Objective
Every line of the material that follows must be printed again exactly.

Material shown
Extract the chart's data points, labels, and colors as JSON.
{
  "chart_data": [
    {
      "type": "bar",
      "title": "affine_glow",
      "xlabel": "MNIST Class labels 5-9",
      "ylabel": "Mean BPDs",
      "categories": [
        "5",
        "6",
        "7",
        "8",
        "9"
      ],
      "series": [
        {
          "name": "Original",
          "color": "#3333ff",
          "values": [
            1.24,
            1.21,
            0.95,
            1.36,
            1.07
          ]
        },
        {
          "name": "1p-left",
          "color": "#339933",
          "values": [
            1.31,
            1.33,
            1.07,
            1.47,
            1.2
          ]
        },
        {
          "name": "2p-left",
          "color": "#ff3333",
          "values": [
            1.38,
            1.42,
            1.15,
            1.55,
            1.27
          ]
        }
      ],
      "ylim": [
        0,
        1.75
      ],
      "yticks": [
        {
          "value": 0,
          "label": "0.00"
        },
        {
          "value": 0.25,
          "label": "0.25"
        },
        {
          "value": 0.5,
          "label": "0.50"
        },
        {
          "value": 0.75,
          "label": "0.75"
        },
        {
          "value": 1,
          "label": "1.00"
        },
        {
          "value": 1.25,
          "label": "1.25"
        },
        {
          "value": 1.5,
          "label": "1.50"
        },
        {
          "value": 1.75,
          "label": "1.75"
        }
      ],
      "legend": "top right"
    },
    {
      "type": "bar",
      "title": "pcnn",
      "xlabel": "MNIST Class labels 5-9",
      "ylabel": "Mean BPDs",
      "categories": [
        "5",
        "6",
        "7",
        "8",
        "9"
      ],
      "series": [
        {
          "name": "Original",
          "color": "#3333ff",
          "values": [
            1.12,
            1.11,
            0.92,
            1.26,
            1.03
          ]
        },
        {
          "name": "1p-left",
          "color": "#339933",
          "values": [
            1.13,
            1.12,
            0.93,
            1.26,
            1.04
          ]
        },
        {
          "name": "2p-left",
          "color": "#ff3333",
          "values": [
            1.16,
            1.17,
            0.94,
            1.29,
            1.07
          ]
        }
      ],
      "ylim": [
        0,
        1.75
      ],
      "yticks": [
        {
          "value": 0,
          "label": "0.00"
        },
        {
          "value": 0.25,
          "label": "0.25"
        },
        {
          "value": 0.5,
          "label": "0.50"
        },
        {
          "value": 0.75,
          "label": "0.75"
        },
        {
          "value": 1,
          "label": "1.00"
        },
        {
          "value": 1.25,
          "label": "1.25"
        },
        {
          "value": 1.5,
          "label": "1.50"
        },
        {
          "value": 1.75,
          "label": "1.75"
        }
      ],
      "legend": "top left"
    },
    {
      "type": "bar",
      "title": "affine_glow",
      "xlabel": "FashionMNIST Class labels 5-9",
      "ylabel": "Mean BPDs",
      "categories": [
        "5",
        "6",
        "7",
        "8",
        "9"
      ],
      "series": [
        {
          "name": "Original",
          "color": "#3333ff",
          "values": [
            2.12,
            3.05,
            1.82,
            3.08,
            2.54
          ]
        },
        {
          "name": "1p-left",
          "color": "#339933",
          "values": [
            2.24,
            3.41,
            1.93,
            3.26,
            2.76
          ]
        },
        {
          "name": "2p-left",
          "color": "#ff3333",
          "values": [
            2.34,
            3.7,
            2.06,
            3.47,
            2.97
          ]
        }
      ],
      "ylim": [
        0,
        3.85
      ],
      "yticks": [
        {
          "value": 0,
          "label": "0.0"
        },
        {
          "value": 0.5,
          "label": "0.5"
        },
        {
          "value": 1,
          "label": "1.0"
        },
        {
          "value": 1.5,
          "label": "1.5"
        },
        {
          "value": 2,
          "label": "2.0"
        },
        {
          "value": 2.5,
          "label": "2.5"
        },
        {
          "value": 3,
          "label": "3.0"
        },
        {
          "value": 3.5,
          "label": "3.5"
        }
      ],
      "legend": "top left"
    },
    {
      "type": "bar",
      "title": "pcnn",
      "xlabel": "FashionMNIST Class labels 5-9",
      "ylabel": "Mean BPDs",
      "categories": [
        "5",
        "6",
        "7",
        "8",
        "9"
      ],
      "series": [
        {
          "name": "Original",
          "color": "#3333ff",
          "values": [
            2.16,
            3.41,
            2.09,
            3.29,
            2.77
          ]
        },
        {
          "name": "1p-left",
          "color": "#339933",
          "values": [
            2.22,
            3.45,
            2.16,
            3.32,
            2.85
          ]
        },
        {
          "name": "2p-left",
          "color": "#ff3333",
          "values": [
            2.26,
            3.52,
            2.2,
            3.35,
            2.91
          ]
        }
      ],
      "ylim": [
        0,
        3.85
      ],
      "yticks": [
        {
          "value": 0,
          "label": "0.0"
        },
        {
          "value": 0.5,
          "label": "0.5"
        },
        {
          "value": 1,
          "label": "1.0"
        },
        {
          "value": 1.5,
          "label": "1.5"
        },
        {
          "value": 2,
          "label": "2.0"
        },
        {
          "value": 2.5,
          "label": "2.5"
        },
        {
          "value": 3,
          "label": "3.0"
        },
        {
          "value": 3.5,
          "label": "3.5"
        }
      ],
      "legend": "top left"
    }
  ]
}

Reply to the task
Extract the chart's data points, labels, and colors as JSON.
{
  "chart_data": [
    {
      "type": "bar",
      "title": "affine_glow",
      "xlabel": "MNIST Class labels 5-9",
      "ylabel": "Mean BPDs",
      "categories": [
        "5",
        "6",
        "7",
        "8",
        "9"
      ],
      "series": [
        {
          "name": "Original",
          "color": "#3333ff",
          "values": [
            1.24,
            1.21,
            0.95,
            1.36,
            1.07
          ]
        },
        {
          "name": "1p-left",
          "color": "#339933",
          "values": [
            1.31,
            1.33,
            1.07,
            1.47,
            1.2
          ]
        },
        {
          "name": "2p-left",
          "color": "#ff3333",
          "values": [
            1.38,
            1.42,
            1.15,
            1.55,
            1.27
          ]
        }
      ],
      "ylim": [
        0,
        1.75
      ],
      "yticks": [
        {
          "value": 0,
          "label": "0.00"
        },
        {
          "value": 0.25,
          "label": "0.25"
        },
        {
          "value": 0.5,
          "label": "0.50"
        },
        {
          "value": 0.75,
          "label": "0.75"
        },
        {
          "value": 1,
          "label": "1.00"
        },
        {
          "value": 1.25,
          "label": "1.25"
        },
        {
          "value": 1.5,
          "label": "1.50"
        },
        {
          "value": 1.75,
          "label": "1.75"
        }
      ],
      "legend": "top right"
    },
    {
      "type": "bar",
      "title": "pcnn",
      "xlabel": "MNIST Class labels 5-9",
      "ylabel": "Mean BPDs",
      "categories": [
        "5",
        "6",
        "7",
        "8",
        "9"
      ],
      "series": [
        {
          "name": "Original",
          "color": "#3333ff",
          "values": [
            1.12,
            1.11,
            0.92,
            1.26,
            1.03
          ]
        },
        {
          "name": "1p-left",
          "color": "#339933",
          "values": [
            1.13,
            1.12,
            0.93,
            1.26,
            1.04
          ]
        },
        {
          "name": "2p-left",
          "color": "#ff3333",
          "values": [
            1.16,
            1.17,
            0.94,
            1.29,
            1.07
          ]
        }
      ],
      "ylim": [
        0,
        1.75
      ],
      "yticks": [
        {
          "value": 0,
          "label": "0.00"
        },
        {
          "value": 0.25,
          "label": "0.25"
        },
        {
          "value": 0.5,
          "label": "0.50"
        },
        {
          "value": 0.75,
          "label": "0.75"
        },
        {
          "value": 1,
          "label": "1.00"
        },
        {
          "value": 1.25,
          "label": "1.25"
        },
        {
          "value": 1.5,
          "label": "1.50"
        },
        {
          "value": 1.75,
          "label": "1.75"
        }
      ],
      "legend": "top left"
    },
    {
      "type": "bar",
      "title": "affine_glow",
      "xlabel": "FashionMNIST Class labels 5-9",
      "ylabel": "Mean BPDs",
      "categories": [
        "5",
        "6",
        "7",
        "8",
        "9"
      ],
      "series": [
        {
          "name": "Original",
          "color": "#3333ff",
          "values": [
            2.12,
            3.05,
            1.82,
            3.08,
            2.54
          ]
        },
        {
          "name": "1p-left",
          "color": "#339933",
          "values": [
            2.24,
            3.41,
            1.93,
            3.26,
            2.76
          ]
        },
        {
          "name": "2p-left",
          "color": "#ff3333",
          "values": [
            2.34,
            3.7,
            2.06,
            3.47,
            2.97
          ]
        }
      ],
      "ylim": [
        0,
        3.85
      ],
      "yticks": [
        {
          "value": 0,
          "label": "0.0"
        },
        {
          "value": 0.5,
          "label": "0.5"
        },
        {
          "value": 1,
          "label": "1.0"
        },
        {
          "value": 1.5,
          "label": "1.5"
        },
        {
          "value": 2,
          "label": "2.0"
        },
        {
          "value": 2.5,
          "label": "2.5"
        },
        {
          "value": 3,
          "label": "3.0"
        },
        {
          "value": 3.5,
          "label": "3.5"
        }
      ],
      "legend": "top left"
    },
    {
      "type": "bar",
      "title": "pcnn",
      "xlabel": "FashionMNIST Class labels 5-9",
      "ylabel": "Mean BPDs",
      "categories": [
        "5",
        "6",
        "7",
        "8",
        "9"
      ],
      "series": [
        {
          "name": "Original",
          "color": "#3333ff",
          "values": [
            2.16,
            3.41,
            2.09,
            3.29,
            2.77
          ]
        },
        {
          "name": "1p-left",
          "color": "#339933",
          "values": [
            2.22,
            3.45,
            2.16,
            3.32,
            2.85
          ]
        },
        {
          "name": "2p-left",
          "color": "#ff3333",
          "values": [
            2.26,
            3.52,
            2.2,
            3.35,
            2.91
          ]
        }
      ],
      "ylim": [
        0,
        3.85
      ],
      "yticks": [
        {
          "value": 0,
          "label": "0.0"
        },
        {
          "value": 0.5,
          "label": "0.5"
        },
        {
          "value": 1,
          "label": "1.0"
        },
        {
          "value": 1.5,
          "label": "1.5"
        },
        {
          "value": 2,
          "label": "2.0"
        },
        {
          "value": 2.5,
          "label": "2.5"
        },
        {
          "value": 3,
          "label": "3.0"
        },
        {
          "value": 3.5,
          "label": "3.5"
        }
      ],
      "legend": "top left"
    }
  ]
}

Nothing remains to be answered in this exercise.